Data records
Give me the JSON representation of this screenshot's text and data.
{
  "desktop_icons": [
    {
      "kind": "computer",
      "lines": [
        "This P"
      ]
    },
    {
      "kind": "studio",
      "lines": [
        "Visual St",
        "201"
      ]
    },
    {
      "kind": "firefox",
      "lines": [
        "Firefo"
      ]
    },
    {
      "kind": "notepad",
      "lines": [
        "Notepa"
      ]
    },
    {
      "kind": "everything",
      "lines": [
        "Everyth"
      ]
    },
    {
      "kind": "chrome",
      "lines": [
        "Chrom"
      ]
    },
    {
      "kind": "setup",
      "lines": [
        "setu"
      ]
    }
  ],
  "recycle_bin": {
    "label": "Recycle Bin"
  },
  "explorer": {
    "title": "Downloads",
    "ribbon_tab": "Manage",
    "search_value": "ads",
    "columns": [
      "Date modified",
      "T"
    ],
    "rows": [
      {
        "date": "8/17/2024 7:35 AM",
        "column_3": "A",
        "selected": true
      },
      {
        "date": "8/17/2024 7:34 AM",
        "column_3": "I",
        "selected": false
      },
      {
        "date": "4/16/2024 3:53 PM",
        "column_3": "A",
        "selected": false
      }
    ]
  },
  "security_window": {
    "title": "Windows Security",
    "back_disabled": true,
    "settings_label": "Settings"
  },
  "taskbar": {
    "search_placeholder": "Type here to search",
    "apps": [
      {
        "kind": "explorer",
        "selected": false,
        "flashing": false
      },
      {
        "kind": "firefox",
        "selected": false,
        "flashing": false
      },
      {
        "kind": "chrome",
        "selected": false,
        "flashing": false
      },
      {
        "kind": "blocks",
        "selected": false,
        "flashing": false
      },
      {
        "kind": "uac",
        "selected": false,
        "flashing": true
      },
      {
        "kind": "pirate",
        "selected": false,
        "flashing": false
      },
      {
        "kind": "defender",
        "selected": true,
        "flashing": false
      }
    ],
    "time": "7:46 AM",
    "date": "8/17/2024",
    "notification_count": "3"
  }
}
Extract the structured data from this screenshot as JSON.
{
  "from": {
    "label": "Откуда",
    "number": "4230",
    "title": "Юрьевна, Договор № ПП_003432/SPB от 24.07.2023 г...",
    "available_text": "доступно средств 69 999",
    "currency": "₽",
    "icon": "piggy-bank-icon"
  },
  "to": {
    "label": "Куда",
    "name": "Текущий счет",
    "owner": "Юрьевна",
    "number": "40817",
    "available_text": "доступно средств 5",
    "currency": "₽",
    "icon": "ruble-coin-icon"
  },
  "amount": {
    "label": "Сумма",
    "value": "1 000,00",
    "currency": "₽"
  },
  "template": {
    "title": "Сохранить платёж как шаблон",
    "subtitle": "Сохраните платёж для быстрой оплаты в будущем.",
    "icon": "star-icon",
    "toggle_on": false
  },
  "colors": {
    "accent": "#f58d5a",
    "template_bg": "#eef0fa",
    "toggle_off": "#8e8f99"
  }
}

• [Exercise description]: Return the listing above word for word.

• [Answer for this exercise]:
Give me the JSON representation of this screenshot's text and data.
{
  "desktop_icons": [
    {
      "kind": "computer",
      "lines": [
        "This P"
      ]
    },
    {
      "kind": "studio",
      "lines": [
        "Visual St",
        "201"
      ]
    },
    {
      "kind": "firefox",
      "lines": [
        "Firefo"
      ]
    },
    {
      "kind": "notepad",
      "lines": [
        "Notepa"
      ]
    },
    {
      "kind": "everything",
      "lines": [
        "Everyth"
      ]
    },
    {
      "kind": "chrome",
      "lines": [
        "Chrom"
      ]
    },
    {
      "kind": "setup",
      "lines": [
        "setu"
      ]
    }
  ],
  "recycle_bin": {
    "label": "Recycle Bin"
  },
  "explorer": {
    "title": "Downloads",
    "ribbon_tab": "Manage",
    "search_value": "ads",
    "columns": [
      "Date modified",
      "T"
    ],
    "rows": [
      {
        "date": "8/17/2024 7:35 AM",
        "column_3": "A",
        "selected": true
      },
      {
        "date": "8/17/2024 7:34 AM",
        "column_3": "I",
        "selected": false
      },
      {
        "date": "4/16/2024 3:53 PM",
        "column_3": "A",
        "selected": false
      }
    ]
  },
  "security_window": {
    "title": "Windows Security",
    "back_disabled": true,
    "settings_label": "Settings"
  },
  "taskbar": {
    "search_placeholder": "Type here to search",
    "apps": [
      {
        "kind": "explorer",
        "selected": false,
        "flashing": false
      },
      {
        "kind": "firefox",
        "selected": false,
        "flashing": false
      },
      {
        "kind": "chrome",
        "selected": false,
        "flashing": false
      },
      {
        "kind": "blocks",
        "selected": false,
        "flashing": false
      },
      {
        "kind": "uac",
        "selected": false,
        "flashing": true
      },
      {
        "kind": "pirate",
        "selected": false,
        "flashing": false
      },
      {
        "kind": "defender",
        "selected": true,
        "flashing": false
      }
    ],
    "time": "7:46 AM",
    "date": "8/17/2024",
    "notification_count": "3"
  }
}
Extract the structured data from this screenshot as JSON.
{
  "from": {
    "label": "Откуда",
    "number": "4230",
    "title": "Юрьевна, Договор № ПП_003432/SPB от 24.07.2023 г...",
    "available_text": "доступно средств 69 999",
    "currency": "₽",
    "icon": "piggy-bank-icon"
  },
  "to": {
    "label": "Куда",
    "name": "Текущий счет",
    "owner": "Юрьевна",
    "number": "40817",
    "available_text": "доступно средств 5",
    "currency": "₽",
    "icon": "ruble-coin-icon"
  },
  "amount": {
    "label": "Сумма",
    "value": "1 000,00",
    "currency": "₽"
  },
  "template": {
    "title": "Сохранить платёж как шаблон",
    "subtitle": "Сохраните платёж для быстрой оплаты в будущем.",
    "icon": "star-icon",
    "toggle_on": false
  },
  "colors": {
    "accent": "#f58d5a",
    "template_bg": "#eef0fa",
    "toggle_off": "#8e8f99"
  }
}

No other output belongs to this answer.